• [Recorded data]

□ □ □

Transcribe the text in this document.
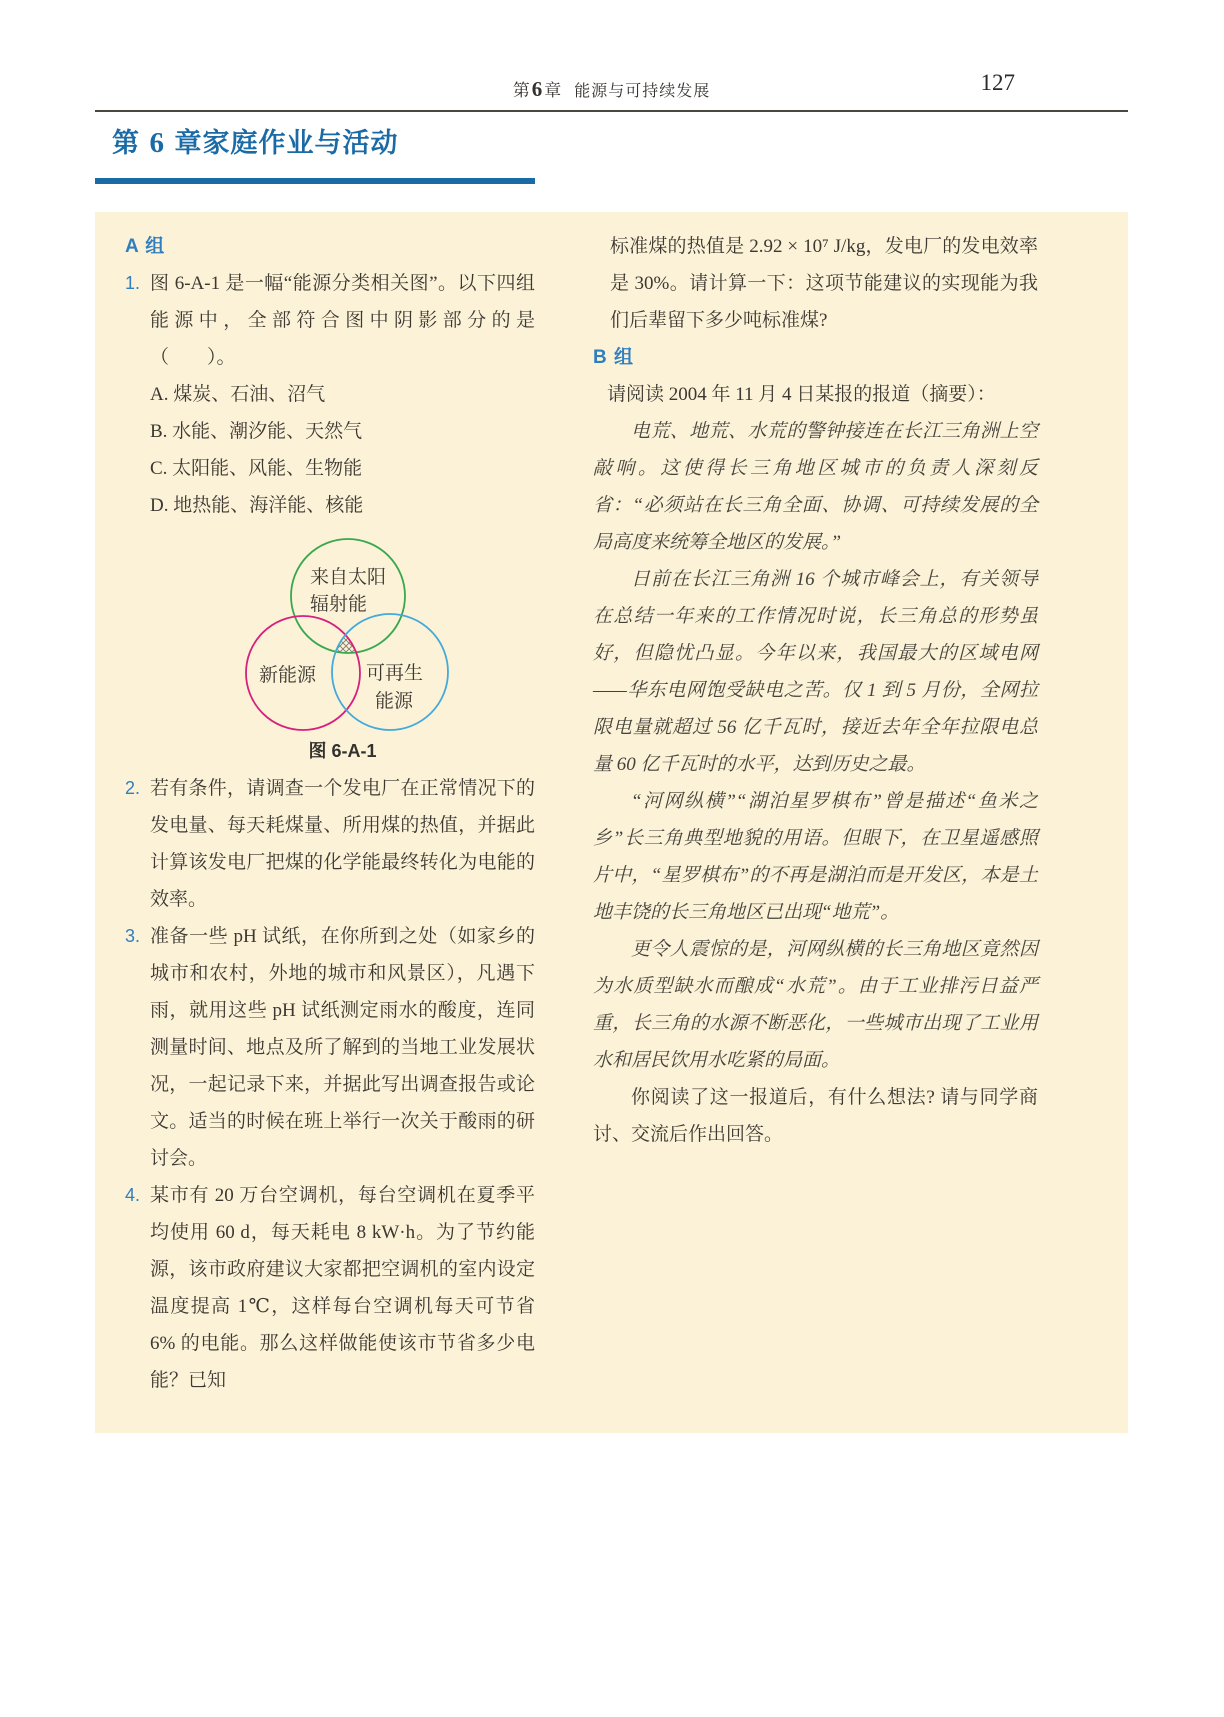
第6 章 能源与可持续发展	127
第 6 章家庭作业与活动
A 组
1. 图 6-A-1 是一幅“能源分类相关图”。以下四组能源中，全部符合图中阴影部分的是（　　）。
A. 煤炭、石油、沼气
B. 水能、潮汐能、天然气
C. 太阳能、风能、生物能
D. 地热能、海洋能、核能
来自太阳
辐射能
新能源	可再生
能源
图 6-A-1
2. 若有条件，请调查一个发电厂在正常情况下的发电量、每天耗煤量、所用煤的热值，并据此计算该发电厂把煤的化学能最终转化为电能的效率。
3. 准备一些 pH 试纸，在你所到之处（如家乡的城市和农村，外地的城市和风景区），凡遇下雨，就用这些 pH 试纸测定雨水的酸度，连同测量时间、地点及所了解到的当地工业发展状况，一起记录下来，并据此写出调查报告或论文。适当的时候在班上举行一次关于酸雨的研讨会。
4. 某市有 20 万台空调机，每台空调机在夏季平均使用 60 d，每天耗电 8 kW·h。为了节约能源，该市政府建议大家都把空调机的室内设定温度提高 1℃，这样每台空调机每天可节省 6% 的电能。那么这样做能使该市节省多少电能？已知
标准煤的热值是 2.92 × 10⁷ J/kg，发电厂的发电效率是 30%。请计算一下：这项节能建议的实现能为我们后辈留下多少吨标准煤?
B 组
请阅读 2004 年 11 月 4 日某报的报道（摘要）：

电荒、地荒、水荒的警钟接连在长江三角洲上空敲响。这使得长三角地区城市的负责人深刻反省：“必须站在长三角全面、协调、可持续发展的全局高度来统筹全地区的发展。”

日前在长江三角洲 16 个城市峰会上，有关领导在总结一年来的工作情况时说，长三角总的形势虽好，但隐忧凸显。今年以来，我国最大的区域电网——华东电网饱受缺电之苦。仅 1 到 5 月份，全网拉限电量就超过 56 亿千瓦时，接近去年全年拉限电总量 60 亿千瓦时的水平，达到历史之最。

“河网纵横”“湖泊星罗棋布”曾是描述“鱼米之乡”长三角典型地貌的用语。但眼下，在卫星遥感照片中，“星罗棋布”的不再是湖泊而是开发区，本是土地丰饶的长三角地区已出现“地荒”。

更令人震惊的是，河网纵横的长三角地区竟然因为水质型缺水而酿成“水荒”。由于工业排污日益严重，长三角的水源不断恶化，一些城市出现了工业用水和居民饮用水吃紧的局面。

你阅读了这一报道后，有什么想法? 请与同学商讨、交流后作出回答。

□ □ □

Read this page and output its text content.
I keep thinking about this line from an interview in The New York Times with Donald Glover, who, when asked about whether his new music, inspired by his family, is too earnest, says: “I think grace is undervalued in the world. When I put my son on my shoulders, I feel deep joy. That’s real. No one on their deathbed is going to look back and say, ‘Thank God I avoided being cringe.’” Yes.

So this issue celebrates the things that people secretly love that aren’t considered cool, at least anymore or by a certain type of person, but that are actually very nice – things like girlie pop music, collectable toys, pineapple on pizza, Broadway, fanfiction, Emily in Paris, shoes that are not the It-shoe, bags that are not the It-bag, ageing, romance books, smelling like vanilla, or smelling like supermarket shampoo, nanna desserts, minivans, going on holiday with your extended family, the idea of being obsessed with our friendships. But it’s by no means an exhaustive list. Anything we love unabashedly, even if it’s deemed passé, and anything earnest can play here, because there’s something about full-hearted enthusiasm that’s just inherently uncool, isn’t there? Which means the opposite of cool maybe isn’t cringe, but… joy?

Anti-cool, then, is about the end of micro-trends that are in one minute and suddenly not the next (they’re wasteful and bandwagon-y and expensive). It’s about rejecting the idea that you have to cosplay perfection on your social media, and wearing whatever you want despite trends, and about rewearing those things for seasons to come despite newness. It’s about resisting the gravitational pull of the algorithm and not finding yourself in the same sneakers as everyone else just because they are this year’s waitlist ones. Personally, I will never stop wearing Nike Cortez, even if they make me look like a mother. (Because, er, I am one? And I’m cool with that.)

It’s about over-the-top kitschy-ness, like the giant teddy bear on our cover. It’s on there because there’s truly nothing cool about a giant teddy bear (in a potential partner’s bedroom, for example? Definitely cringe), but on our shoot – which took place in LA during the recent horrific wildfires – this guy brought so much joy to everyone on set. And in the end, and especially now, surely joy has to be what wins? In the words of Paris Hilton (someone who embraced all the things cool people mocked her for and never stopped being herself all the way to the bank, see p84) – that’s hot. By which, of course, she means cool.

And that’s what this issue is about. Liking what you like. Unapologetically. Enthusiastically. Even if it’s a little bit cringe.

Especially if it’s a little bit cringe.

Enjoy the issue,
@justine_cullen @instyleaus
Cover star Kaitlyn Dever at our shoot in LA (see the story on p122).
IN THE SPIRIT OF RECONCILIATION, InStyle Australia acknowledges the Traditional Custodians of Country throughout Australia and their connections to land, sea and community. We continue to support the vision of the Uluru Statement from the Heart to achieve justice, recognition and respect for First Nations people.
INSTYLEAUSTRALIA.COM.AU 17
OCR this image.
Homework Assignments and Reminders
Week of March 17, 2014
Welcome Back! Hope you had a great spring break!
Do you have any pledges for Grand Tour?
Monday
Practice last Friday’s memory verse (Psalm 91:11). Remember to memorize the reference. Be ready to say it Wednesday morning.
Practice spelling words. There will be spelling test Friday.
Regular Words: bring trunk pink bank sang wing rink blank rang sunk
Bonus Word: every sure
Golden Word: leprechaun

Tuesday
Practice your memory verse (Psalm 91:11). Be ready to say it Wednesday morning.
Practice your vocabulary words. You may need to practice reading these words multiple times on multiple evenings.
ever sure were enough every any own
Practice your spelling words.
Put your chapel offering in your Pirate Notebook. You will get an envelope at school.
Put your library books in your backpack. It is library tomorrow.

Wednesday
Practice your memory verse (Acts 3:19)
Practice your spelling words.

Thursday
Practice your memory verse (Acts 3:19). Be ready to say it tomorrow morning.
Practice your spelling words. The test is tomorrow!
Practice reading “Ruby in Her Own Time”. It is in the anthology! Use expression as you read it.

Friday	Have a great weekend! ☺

□ □ □

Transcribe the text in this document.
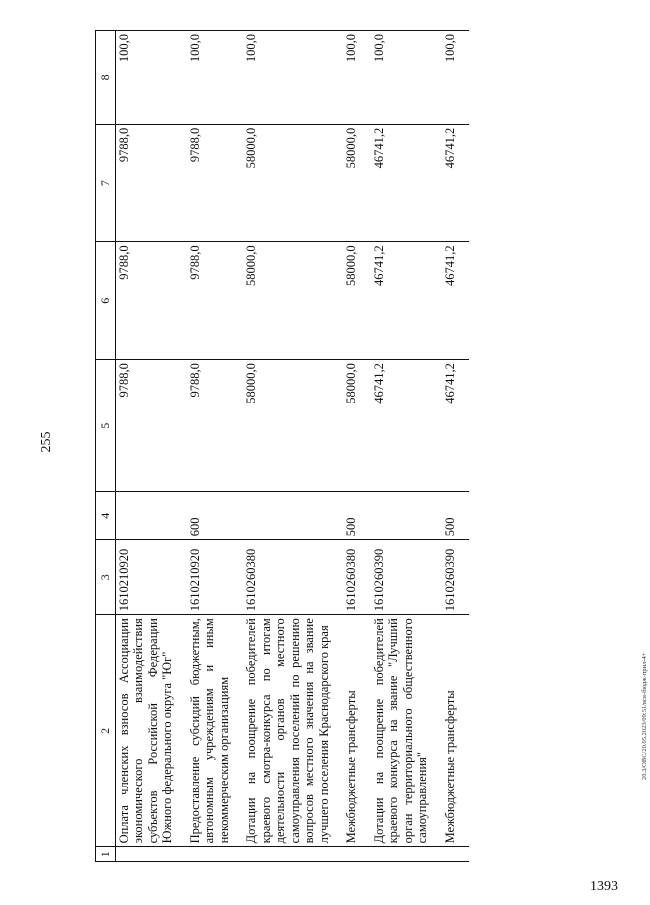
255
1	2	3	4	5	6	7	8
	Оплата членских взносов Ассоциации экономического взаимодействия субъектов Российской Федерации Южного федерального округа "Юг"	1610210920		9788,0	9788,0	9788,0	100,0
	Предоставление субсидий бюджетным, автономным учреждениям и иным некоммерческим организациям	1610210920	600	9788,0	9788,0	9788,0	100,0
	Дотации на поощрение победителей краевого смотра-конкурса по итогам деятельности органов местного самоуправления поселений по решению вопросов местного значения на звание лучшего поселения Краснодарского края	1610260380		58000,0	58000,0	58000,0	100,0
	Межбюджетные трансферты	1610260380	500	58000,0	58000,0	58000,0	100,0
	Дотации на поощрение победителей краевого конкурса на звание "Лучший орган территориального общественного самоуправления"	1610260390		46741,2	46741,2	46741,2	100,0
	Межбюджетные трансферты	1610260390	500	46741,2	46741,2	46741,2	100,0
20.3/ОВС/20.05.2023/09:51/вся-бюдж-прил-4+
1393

□ □ □

• [TO BE DONE]
Return a copy of every line that includes the word "краевого".

• [EXERCISE RESULT]
	Дотации на поощрение победителей краевого смотра-конкурса по итогам деятельности органов местного самоуправления поселений по решению вопросов местного значения на звание лучшего поселения Краснодарского края	1610260380		58000,0	58000,0	58000,0	100,0
	Дотации на поощрение победителей краевого конкурса на звание "Лучший орган территориального общественного самоуправления"	1610260390		46741,2	46741,2	46741,2	100,0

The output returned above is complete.